Collect all the lines that mention the word "детей".
------------------------------------------------------------------------
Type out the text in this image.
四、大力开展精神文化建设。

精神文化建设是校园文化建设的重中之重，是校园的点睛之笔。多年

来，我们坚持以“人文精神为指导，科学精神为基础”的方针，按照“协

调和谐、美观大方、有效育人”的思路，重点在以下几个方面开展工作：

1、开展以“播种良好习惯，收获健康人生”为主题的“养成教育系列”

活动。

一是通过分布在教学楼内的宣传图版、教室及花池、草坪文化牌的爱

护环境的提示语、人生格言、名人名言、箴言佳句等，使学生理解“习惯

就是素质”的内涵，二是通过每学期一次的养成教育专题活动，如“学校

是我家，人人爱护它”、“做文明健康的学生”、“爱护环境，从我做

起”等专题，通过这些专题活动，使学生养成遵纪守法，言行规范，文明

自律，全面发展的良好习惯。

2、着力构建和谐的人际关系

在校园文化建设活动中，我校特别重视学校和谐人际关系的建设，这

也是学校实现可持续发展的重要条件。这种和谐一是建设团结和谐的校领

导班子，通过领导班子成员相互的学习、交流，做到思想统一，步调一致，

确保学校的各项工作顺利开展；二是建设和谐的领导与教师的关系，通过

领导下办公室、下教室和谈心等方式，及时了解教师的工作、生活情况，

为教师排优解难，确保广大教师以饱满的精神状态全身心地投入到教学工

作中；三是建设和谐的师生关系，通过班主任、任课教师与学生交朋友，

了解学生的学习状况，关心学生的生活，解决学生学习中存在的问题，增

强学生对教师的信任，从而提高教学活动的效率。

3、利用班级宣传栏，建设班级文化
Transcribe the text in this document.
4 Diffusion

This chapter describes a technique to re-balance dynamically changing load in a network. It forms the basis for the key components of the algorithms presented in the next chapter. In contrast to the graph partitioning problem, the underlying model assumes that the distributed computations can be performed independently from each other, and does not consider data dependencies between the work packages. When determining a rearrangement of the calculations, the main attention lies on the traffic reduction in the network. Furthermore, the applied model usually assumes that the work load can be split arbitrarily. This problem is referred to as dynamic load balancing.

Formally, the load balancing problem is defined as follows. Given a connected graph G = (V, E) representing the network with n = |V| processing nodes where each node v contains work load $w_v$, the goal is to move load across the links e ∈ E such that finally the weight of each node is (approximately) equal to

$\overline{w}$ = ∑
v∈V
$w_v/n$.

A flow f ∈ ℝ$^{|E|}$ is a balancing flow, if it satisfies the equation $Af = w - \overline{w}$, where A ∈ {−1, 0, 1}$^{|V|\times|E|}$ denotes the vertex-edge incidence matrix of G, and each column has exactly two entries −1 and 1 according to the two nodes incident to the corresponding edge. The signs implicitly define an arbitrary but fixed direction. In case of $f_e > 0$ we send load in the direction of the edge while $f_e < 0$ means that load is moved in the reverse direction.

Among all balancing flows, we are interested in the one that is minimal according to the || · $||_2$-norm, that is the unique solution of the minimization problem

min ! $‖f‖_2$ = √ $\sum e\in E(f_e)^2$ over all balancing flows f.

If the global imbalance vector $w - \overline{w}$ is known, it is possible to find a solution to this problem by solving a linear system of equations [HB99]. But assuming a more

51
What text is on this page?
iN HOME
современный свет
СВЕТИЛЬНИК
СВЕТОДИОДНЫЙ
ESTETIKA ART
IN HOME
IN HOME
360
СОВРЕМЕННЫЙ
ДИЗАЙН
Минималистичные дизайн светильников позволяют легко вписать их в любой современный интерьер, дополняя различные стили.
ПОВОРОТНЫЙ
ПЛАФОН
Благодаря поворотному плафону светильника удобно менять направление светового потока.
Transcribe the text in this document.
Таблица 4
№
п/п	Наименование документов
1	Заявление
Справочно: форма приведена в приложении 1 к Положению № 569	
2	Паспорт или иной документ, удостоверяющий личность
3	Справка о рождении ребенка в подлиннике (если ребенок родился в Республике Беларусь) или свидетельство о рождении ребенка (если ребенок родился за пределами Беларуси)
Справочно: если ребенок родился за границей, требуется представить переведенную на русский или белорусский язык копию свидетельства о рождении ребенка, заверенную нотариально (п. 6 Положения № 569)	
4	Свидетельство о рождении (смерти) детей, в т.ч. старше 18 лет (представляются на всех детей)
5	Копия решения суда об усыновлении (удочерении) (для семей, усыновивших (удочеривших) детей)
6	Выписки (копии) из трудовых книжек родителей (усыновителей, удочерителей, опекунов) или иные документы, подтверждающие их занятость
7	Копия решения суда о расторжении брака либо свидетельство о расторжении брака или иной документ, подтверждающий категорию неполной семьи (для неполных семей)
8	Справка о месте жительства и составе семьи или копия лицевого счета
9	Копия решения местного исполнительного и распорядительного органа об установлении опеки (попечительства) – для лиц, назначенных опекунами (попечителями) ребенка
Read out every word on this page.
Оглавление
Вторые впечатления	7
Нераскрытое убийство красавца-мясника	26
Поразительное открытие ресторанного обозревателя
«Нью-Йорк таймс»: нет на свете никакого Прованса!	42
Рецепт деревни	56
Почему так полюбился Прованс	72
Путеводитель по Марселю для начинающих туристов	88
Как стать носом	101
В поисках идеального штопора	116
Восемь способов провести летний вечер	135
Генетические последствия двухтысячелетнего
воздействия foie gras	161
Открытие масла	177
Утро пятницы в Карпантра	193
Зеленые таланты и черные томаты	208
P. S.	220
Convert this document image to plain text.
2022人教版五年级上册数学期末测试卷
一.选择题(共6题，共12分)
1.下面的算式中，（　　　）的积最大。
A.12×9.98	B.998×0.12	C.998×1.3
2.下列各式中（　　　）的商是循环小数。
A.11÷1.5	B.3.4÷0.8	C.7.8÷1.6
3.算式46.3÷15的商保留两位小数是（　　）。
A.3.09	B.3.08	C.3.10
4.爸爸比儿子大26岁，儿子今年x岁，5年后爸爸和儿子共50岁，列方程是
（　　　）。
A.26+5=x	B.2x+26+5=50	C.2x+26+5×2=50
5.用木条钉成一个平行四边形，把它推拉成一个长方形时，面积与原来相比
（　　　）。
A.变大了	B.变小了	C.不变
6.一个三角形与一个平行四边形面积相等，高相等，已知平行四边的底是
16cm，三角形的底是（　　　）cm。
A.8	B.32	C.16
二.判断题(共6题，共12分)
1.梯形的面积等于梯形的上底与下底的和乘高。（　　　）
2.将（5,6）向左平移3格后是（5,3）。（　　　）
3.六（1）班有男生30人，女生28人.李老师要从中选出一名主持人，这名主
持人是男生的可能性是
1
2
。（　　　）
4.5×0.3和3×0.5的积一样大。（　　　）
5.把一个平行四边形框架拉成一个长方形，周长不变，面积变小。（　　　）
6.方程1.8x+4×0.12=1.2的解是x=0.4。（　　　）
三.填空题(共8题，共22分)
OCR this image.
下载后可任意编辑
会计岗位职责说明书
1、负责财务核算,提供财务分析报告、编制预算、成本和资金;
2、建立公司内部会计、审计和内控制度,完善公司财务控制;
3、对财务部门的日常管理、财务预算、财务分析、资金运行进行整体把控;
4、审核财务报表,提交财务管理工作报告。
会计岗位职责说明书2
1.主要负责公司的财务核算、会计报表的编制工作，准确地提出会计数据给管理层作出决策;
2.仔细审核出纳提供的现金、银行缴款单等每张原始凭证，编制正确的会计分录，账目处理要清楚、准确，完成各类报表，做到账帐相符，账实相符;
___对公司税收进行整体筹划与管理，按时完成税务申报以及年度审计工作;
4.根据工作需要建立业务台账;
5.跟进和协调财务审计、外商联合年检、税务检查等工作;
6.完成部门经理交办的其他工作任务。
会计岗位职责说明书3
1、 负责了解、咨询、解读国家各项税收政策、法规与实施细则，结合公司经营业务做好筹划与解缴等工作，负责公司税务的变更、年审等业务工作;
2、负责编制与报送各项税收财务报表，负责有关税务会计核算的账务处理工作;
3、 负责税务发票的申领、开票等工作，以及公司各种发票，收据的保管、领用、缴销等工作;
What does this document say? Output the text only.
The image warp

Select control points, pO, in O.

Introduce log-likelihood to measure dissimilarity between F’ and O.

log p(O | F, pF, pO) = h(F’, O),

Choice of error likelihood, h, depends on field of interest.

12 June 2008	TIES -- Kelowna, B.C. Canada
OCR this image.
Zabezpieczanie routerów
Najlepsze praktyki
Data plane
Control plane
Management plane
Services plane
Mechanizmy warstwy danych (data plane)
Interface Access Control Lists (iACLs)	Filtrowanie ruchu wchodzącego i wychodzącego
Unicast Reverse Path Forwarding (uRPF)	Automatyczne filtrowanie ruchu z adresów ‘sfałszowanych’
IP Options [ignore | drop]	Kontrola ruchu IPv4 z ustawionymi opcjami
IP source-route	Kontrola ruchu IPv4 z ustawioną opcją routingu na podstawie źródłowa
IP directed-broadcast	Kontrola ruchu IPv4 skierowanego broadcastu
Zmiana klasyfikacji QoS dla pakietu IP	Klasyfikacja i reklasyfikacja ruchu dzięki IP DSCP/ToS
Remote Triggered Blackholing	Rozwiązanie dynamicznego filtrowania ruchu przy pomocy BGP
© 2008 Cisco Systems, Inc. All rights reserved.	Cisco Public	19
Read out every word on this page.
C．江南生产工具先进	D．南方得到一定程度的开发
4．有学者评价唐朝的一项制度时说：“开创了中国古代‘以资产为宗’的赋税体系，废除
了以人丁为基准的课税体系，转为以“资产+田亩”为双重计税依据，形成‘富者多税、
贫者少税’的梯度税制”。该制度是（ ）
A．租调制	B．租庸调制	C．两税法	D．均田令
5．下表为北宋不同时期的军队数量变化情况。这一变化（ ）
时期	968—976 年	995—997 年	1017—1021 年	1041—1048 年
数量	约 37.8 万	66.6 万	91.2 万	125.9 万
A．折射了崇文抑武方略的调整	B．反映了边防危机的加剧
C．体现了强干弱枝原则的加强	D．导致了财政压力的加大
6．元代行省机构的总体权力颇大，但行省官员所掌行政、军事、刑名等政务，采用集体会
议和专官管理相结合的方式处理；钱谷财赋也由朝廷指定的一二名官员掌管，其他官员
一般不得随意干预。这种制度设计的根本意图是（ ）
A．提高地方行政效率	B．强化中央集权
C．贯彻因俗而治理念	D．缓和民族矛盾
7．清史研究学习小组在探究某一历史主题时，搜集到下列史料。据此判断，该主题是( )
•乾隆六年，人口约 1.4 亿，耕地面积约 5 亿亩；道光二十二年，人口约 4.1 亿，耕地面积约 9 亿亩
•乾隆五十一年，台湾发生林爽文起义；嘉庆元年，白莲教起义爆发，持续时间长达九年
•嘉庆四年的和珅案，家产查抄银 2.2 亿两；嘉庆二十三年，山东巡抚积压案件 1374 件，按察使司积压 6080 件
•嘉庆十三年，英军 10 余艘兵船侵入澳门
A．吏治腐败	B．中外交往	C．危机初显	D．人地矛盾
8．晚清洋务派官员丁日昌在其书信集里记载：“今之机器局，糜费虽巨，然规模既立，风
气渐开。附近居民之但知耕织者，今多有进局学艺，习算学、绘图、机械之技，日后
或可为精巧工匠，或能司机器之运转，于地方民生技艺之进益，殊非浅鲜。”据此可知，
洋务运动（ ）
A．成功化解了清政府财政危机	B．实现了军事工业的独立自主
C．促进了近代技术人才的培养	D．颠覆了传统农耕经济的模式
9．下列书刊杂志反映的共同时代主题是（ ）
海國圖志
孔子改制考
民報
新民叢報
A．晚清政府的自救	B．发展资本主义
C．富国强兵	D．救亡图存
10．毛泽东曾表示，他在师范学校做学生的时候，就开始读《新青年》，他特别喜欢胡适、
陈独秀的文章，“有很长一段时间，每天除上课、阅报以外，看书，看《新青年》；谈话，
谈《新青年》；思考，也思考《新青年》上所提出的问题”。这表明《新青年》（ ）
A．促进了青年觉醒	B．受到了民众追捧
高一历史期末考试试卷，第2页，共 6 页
------------------------------------------------------------------------
= Completed exercise =
4	Свидетельство о рождении (смерти) детей, в т.ч. старше 18 лет (представляются на всех детей)
5	Копия решения суда об усыновлении (удочерении) (для семей, усыновивших (удочеривших) детей)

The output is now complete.